## WORK REQUEST
Write out every record below exactly, leaving the pictures out.

## Saved data entries
■ ■ ■ ■ ■ ■ ■

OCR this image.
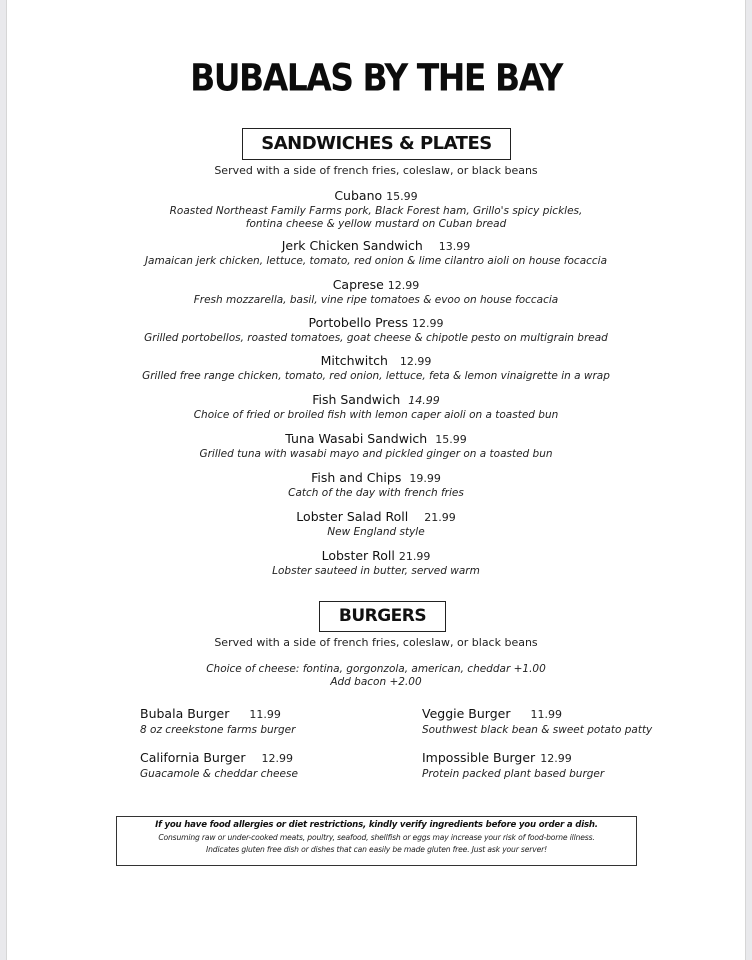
BUBALAS BY THE BAY
SANDWICHES & PLATES
Served with a side of french fries, coleslaw, or black beans
Cubano 15.99
Roasted Northeast Family Farms pork, Black Forest ham, Grillo's spicy pickles,
fontina cheese & yellow mustard on Cuban bread
Jerk Chicken Sandwich 13.99
Jamaican jerk chicken, lettuce, tomato, red onion & lime cilantro aioli on house focaccia
Caprese 12.99
Fresh mozzarella, basil, vine ripe tomatoes & evoo on house foccacia
Portobello Press 12.99
Grilled portobellos, roasted tomatoes, goat cheese & chipotle pesto on multigrain bread
Mitchwitch 12.99
Grilled free range chicken, tomato, red onion, lettuce, feta & lemon vinaigrette in a wrap
Fish Sandwich 14.99
Choice of fried or broiled fish with lemon caper aioli on a toasted bun
Tuna Wasabi Sandwich 15.99
Grilled tuna with wasabi mayo and pickled ginger on a toasted bun
Fish and Chips 19.99
Catch of the day with french fries
Lobster Salad Roll 21.99
New England style
Lobster Roll 21.99
Lobster sauteed in butter, served warm
BURGERS
Served with a side of french fries, coleslaw, or black beans
Choice of cheese: fontina, gorgonzola, american, cheddar +1.00
Add bacon +2.00
Bubala Burger 11.99
8 oz creekstone farms burger
Veggie Burger 11.99
Southwest black bean & sweet potato patty
California Burger 12.99
Guacamole & cheddar cheese
Impossible Burger 12.99
Protein packed plant based burger
If you have food allergies or diet restrictions, kindly verify ingredients before you order a dish.
Consuming raw or under-cooked meats, poultry, seafood, shellfish or eggs may increase your risk of food-borne illness.
Indicates gluten free dish or dishes that can easily be made gluten free. Just ask your server!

■ ■ ■ ■ ■ ■ ■

## ANSWER TO THIS EXERCISE
OCR this image.
BUBALAS BY THE BAY
SANDWICHES & PLATES
Served with a side of french fries, coleslaw, or black beans
Cubano 15.99
Roasted Northeast Family Farms pork, Black Forest ham, Grillo's spicy pickles,
fontina cheese & yellow mustard on Cuban bread
Jerk Chicken Sandwich 13.99
Jamaican jerk chicken, lettuce, tomato, red onion & lime cilantro aioli on house focaccia
Caprese 12.99
Fresh mozzarella, basil, vine ripe tomatoes & evoo on house foccacia
Portobello Press 12.99
Grilled portobellos, roasted tomatoes, goat cheese & chipotle pesto on multigrain bread
Mitchwitch 12.99
Grilled free range chicken, tomato, red onion, lettuce, feta & lemon vinaigrette in a wrap
Fish Sandwich 14.99
Choice of fried or broiled fish with lemon caper aioli on a toasted bun
Tuna Wasabi Sandwich 15.99
Grilled tuna with wasabi mayo and pickled ginger on a toasted bun
Fish and Chips 19.99
Catch of the day with french fries
Lobster Salad Roll 21.99
New England style
Lobster Roll 21.99
Lobster sauteed in butter, served warm
BURGERS
Served with a side of french fries, coleslaw, or black beans
Choice of cheese: fontina, gorgonzola, american, cheddar +1.00
Add bacon +2.00
Bubala Burger 11.99
8 oz creekstone farms burger
Veggie Burger 11.99
Southwest black bean & sweet potato patty
California Burger 12.99
Guacamole & cheddar cheese
Impossible Burger 12.99
Protein packed plant based burger
If you have food allergies or diet restrictions, kindly verify ingredients before you order a dish.
Consuming raw or under-cooked meats, poultry, seafood, shellfish or eggs may increase your risk of food-borne illness.
Indicates gluten free dish or dishes that can easily be made gluten free. Just ask your server!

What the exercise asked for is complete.